• [EXERCISE DATA]

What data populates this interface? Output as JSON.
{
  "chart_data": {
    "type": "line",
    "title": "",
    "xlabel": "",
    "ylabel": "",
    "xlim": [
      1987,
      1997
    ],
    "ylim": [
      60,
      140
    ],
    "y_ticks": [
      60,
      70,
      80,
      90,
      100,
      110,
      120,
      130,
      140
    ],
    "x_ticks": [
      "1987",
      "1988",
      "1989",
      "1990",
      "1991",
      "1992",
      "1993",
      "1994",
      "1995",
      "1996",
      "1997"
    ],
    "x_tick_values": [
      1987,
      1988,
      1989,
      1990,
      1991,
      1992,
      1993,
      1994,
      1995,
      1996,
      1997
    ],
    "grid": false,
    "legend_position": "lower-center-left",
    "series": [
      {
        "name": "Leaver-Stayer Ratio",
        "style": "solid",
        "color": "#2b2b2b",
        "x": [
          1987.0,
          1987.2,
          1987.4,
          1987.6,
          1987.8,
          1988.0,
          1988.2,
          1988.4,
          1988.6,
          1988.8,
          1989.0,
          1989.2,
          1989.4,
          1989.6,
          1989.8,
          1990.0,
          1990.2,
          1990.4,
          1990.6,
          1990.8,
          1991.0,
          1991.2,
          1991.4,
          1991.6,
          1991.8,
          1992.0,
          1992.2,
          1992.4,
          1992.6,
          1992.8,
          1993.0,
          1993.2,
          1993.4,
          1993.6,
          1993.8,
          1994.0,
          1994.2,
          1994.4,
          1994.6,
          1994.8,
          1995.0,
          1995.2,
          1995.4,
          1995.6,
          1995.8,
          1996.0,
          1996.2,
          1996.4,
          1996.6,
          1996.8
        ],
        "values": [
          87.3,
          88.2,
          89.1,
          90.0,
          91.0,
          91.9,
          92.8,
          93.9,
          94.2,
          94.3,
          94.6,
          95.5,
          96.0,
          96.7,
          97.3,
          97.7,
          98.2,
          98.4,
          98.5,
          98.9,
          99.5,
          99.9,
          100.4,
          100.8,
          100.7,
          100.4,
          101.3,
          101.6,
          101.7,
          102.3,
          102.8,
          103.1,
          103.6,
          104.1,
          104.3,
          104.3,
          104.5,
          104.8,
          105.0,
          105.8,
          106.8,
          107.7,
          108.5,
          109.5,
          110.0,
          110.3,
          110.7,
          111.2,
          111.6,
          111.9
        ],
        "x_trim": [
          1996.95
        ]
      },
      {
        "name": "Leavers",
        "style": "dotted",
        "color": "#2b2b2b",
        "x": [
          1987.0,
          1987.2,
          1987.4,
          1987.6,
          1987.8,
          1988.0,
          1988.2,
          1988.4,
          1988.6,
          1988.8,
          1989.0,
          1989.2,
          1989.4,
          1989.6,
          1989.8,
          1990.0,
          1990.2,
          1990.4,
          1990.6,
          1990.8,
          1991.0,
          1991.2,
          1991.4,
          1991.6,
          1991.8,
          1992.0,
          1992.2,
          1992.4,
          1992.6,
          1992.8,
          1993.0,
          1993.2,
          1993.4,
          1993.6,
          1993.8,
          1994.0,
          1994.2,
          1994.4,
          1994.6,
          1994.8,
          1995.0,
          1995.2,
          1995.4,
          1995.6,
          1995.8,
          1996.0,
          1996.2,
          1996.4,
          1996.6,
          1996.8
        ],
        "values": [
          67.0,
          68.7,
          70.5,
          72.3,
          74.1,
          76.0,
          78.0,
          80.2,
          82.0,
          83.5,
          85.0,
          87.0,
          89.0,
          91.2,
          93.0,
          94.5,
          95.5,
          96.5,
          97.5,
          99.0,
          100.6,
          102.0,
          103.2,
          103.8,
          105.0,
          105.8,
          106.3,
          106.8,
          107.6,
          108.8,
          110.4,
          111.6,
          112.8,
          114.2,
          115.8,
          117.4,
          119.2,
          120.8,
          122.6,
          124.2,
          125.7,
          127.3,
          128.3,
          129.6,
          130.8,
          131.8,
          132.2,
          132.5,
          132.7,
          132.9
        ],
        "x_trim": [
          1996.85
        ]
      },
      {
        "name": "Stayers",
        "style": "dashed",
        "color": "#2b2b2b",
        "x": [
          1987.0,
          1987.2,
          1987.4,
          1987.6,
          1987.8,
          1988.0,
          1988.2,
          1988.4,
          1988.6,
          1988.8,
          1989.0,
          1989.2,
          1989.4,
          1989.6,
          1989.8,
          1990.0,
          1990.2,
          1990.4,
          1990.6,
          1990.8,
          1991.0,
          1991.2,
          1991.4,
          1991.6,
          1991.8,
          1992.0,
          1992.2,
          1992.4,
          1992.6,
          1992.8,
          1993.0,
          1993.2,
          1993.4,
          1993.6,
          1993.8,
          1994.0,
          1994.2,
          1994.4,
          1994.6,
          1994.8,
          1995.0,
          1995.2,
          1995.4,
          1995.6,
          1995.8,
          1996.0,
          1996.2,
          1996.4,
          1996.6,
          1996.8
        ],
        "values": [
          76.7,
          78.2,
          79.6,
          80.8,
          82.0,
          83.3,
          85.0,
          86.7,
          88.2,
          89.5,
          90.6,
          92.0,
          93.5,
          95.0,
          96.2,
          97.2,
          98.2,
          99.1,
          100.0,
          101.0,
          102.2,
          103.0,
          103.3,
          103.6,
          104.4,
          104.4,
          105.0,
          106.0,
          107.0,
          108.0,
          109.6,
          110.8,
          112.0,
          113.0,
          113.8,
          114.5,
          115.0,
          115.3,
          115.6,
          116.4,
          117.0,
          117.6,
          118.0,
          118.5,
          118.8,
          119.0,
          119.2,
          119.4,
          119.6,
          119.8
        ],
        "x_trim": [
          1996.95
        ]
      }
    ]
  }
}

• [BRIEF]
The whole listing above needs to be written out again exactly.

• [IN RESPONSE]
What data populates this interface? Output as JSON.
{
  "chart_data": {
    "type": "line",
    "title": "",
    "xlabel": "",
    "ylabel": "",
    "xlim": [
      1987,
      1997
    ],
    "ylim": [
      60,
      140
    ],
    "y_ticks": [
      60,
      70,
      80,
      90,
      100,
      110,
      120,
      130,
      140
    ],
    "x_ticks": [
      "1987",
      "1988",
      "1989",
      "1990",
      "1991",
      "1992",
      "1993",
      "1994",
      "1995",
      "1996",
      "1997"
    ],
    "x_tick_values": [
      1987,
      1988,
      1989,
      1990,
      1991,
      1992,
      1993,
      1994,
      1995,
      1996,
      1997
    ],
    "grid": false,
    "legend_position": "lower-center-left",
    "series": [
      {
        "name": "Leaver-Stayer Ratio",
        "style": "solid",
        "color": "#2b2b2b",
        "x": [
          1987.0,
          1987.2,
          1987.4,
          1987.6,
          1987.8,
          1988.0,
          1988.2,
          1988.4,
          1988.6,
          1988.8,
          1989.0,
          1989.2,
          1989.4,
          1989.6,
          1989.8,
          1990.0,
          1990.2,
          1990.4,
          1990.6,
          1990.8,
          1991.0,
          1991.2,
          1991.4,
          1991.6,
          1991.8,
          1992.0,
          1992.2,
          1992.4,
          1992.6,
          1992.8,
          1993.0,
          1993.2,
          1993.4,
          1993.6,
          1993.8,
          1994.0,
          1994.2,
          1994.4,
          1994.6,
          1994.8,
          1995.0,
          1995.2,
          1995.4,
          1995.6,
          1995.8,
          1996.0,
          1996.2,
          1996.4,
          1996.6,
          1996.8
        ],
        "values": [
          87.3,
          88.2,
          89.1,
          90.0,
          91.0,
          91.9,
          92.8,
          93.9,
          94.2,
          94.3,
          94.6,
          95.5,
          96.0,
          96.7,
          97.3,
          97.7,
          98.2,
          98.4,
          98.5,
          98.9,
          99.5,
          99.9,
          100.4,
          100.8,
          100.7,
          100.4,
          101.3,
          101.6,
          101.7,
          102.3,
          102.8,
          103.1,
          103.6,
          104.1,
          104.3,
          104.3,
          104.5,
          104.8,
          105.0,
          105.8,
          106.8,
          107.7,
          108.5,
          109.5,
          110.0,
          110.3,
          110.7,
          111.2,
          111.6,
          111.9
        ],
        "x_trim": [
          1996.95
        ]
      },
      {
        "name": "Leavers",
        "style": "dotted",
        "color": "#2b2b2b",
        "x": [
          1987.0,
          1987.2,
          1987.4,
          1987.6,
          1987.8,
          1988.0,
          1988.2,
          1988.4,
          1988.6,
          1988.8,
          1989.0,
          1989.2,
          1989.4,
          1989.6,
          1989.8,
          1990.0,
          1990.2,
          1990.4,
          1990.6,
          1990.8,
          1991.0,
          1991.2,
          1991.4,
          1991.6,
          1991.8,
          1992.0,
          1992.2,
          1992.4,
          1992.6,
          1992.8,
          1993.0,
          1993.2,
          1993.4,
          1993.6,
          1993.8,
          1994.0,
          1994.2,
          1994.4,
          1994.6,
          1994.8,
          1995.0,
          1995.2,
          1995.4,
          1995.6,
          1995.8,
          1996.0,
          1996.2,
          1996.4,
          1996.6,
          1996.8
        ],
        "values": [
          67.0,
          68.7,
          70.5,
          72.3,
          74.1,
          76.0,
          78.0,
          80.2,
          82.0,
          83.5,
          85.0,
          87.0,
          89.0,
          91.2,
          93.0,
          94.5,
          95.5,
          96.5,
          97.5,
          99.0,
          100.6,
          102.0,
          103.2,
          103.8,
          105.0,
          105.8,
          106.3,
          106.8,
          107.6,
          108.8,
          110.4,
          111.6,
          112.8,
          114.2,
          115.8,
          117.4,
          119.2,
          120.8,
          122.6,
          124.2,
          125.7,
          127.3,
          128.3,
          129.6,
          130.8,
          131.8,
          132.2,
          132.5,
          132.7,
          132.9
        ],
        "x_trim": [
          1996.85
        ]
      },
      {
        "name": "Stayers",
        "style": "dashed",
        "color": "#2b2b2b",
        "x": [
          1987.0,
          1987.2,
          1987.4,
          1987.6,
          1987.8,
          1988.0,
          1988.2,
          1988.4,
          1988.6,
          1988.8,
          1989.0,
          1989.2,
          1989.4,
          1989.6,
          1989.8,
          1990.0,
          1990.2,
          1990.4,
          1990.6,
          1990.8,
          1991.0,
          1991.2,
          1991.4,
          1991.6,
          1991.8,
          1992.0,
          1992.2,
          1992.4,
          1992.6,
          1992.8,
          1993.0,
          1993.2,
          1993.4,
          1993.6,
          1993.8,
          1994.0,
          1994.2,
          1994.4,
          1994.6,
          1994.8,
          1995.0,
          1995.2,
          1995.4,
          1995.6,
          1995.8,
          1996.0,
          1996.2,
          1996.4,
          1996.6,
          1996.8
        ],
        "values": [
          76.7,
          78.2,
          79.6,
          80.8,
          82.0,
          83.3,
          85.0,
          86.7,
          88.2,
          89.5,
          90.6,
          92.0,
          93.5,
          95.0,
          96.2,
          97.2,
          98.2,
          99.1,
          100.0,
          101.0,
          102.2,
          103.0,
          103.3,
          103.6,
          104.4,
          104.4,
          105.0,
          106.0,
          107.0,
          108.0,
          109.6,
          110.8,
          112.0,
          113.0,
          113.8,
          114.5,
          115.0,
          115.3,
          115.6,
          116.4,
          117.0,
          117.6,
          118.0,
          118.5,
          118.8,
          119.0,
          119.2,
          119.4,
          119.6,
          119.8
        ],
        "x_trim": [
          1996.95
        ]
      }
    ]
  }
}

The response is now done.